» WHAT YOU SHOULD DO
Filter the entries and keep only the lines where the string "области" appears.

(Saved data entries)
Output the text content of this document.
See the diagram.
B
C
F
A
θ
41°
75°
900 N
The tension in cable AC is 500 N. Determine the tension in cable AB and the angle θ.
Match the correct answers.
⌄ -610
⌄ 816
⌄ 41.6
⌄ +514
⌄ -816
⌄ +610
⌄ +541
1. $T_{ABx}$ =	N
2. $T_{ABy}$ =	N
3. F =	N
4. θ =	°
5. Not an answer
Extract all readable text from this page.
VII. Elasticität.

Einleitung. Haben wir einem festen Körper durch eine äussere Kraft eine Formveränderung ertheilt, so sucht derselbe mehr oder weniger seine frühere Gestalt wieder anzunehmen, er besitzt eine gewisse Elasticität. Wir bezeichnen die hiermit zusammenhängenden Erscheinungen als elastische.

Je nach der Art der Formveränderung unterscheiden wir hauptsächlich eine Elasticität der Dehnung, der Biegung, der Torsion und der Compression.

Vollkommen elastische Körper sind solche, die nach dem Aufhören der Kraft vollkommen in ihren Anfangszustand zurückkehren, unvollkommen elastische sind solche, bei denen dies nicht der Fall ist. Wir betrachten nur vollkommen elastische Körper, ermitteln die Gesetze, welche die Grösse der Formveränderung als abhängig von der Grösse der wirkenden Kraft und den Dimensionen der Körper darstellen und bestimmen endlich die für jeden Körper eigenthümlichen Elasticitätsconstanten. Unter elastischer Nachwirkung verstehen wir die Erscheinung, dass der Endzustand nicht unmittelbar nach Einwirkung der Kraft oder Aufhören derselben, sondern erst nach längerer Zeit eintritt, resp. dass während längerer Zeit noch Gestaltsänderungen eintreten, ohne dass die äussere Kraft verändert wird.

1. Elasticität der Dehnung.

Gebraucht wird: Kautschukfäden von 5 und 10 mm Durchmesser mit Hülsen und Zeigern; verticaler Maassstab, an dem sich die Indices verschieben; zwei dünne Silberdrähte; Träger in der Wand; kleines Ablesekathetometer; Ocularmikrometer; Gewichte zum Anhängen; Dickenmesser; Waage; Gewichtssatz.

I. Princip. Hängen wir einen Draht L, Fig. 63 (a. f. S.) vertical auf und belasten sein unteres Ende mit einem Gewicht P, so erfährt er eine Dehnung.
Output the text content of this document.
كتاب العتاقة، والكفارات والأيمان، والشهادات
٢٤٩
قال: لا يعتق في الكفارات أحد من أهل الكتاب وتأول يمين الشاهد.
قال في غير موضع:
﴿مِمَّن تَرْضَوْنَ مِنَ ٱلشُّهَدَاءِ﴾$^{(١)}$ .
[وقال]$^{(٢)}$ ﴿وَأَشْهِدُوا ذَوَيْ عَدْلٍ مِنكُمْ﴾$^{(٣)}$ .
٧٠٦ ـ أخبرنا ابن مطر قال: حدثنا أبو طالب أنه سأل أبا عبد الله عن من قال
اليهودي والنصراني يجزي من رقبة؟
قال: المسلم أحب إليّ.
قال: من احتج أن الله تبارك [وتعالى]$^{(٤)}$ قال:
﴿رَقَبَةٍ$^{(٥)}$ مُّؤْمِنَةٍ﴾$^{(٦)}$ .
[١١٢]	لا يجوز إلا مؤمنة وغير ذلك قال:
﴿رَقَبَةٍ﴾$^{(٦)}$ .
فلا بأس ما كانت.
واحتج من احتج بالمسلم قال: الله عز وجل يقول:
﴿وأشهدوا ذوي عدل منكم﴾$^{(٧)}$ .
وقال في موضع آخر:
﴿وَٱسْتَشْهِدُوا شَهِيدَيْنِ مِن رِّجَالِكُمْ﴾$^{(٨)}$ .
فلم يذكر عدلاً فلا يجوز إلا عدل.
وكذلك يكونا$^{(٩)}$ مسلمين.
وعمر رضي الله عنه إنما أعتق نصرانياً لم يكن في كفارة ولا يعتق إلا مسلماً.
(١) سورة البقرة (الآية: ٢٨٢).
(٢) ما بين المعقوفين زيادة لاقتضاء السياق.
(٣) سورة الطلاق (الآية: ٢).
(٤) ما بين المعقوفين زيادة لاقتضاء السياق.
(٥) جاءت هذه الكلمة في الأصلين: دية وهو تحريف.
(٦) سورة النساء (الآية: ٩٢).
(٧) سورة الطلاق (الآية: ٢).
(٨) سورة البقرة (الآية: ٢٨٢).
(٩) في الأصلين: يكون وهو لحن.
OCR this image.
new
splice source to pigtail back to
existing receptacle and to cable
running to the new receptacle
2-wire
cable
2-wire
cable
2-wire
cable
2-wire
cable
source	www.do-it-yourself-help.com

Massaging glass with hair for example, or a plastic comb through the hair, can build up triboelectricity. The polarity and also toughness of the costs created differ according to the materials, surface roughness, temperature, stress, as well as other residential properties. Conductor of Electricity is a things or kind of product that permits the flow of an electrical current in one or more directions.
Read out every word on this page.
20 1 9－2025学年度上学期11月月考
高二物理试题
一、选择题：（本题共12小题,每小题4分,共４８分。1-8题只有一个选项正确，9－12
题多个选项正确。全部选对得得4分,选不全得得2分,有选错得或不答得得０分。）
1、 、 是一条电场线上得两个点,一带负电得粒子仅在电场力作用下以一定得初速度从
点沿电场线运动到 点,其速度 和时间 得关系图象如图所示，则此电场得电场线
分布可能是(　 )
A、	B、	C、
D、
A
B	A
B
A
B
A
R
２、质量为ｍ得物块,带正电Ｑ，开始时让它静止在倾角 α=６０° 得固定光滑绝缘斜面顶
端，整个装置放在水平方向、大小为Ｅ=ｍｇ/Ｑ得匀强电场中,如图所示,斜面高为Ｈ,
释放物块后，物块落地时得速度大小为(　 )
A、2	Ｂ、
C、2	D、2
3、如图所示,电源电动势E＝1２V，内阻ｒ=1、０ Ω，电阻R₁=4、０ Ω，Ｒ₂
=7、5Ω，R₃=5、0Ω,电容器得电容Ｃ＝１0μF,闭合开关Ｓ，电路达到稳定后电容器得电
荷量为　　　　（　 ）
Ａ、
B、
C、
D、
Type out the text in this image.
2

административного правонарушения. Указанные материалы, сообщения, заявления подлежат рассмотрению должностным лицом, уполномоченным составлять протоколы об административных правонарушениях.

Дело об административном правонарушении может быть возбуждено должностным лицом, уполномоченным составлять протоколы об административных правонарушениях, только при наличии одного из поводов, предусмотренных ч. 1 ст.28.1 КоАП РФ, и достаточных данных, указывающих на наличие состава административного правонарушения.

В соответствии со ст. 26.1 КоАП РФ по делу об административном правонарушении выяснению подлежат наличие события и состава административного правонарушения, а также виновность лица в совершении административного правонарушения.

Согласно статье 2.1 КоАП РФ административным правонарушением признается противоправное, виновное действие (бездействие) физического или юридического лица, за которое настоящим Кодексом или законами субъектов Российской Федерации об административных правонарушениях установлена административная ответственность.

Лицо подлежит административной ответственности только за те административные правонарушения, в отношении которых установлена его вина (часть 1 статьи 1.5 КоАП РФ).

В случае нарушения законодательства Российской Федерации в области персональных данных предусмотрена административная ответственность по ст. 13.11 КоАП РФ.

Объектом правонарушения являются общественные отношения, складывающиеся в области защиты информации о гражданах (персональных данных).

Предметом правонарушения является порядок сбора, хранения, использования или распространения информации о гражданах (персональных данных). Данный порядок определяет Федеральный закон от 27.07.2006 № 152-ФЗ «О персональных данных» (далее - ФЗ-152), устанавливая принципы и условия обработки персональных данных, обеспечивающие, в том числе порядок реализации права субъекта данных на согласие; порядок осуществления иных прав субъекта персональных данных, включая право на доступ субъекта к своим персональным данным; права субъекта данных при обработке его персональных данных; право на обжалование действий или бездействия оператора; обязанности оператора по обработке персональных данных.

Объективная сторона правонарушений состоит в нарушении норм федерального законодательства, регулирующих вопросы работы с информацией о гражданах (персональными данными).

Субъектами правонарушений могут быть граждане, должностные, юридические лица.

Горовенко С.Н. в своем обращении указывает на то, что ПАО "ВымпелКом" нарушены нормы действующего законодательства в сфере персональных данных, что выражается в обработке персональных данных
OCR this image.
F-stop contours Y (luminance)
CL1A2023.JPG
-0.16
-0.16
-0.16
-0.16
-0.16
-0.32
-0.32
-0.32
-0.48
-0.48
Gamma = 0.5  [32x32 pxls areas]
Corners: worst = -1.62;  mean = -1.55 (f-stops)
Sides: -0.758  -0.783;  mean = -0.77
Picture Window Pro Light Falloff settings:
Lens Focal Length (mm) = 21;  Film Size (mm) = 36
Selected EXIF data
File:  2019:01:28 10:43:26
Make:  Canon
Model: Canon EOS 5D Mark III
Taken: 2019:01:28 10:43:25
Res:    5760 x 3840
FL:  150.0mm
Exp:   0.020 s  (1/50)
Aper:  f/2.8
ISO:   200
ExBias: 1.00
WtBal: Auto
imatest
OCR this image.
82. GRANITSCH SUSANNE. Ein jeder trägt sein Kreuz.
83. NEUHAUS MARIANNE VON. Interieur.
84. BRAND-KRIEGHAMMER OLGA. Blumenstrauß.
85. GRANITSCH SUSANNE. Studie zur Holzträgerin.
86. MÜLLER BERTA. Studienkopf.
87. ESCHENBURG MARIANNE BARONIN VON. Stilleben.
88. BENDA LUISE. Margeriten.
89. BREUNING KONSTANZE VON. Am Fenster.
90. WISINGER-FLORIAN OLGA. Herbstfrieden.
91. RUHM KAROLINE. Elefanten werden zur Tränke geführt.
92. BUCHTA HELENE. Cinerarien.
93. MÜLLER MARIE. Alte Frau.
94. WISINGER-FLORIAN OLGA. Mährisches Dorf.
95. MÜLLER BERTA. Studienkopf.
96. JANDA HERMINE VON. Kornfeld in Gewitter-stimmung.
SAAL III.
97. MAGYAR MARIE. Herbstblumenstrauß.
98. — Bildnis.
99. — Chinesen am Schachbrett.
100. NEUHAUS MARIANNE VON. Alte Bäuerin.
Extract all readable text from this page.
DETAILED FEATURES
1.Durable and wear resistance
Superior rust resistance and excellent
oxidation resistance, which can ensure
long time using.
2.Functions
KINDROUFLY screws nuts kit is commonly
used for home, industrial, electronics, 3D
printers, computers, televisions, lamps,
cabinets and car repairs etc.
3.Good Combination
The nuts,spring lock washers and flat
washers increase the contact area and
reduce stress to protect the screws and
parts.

» EXERCISE RESULT
В случае нарушения законодательства Российской Федерации в области персональных данных предусмотрена административная ответственность по ст. 13.11 КоАП РФ.
Объектом правонарушения являются общественные отношения, складывающиеся в области защиты информации о гражданах (персональных данных).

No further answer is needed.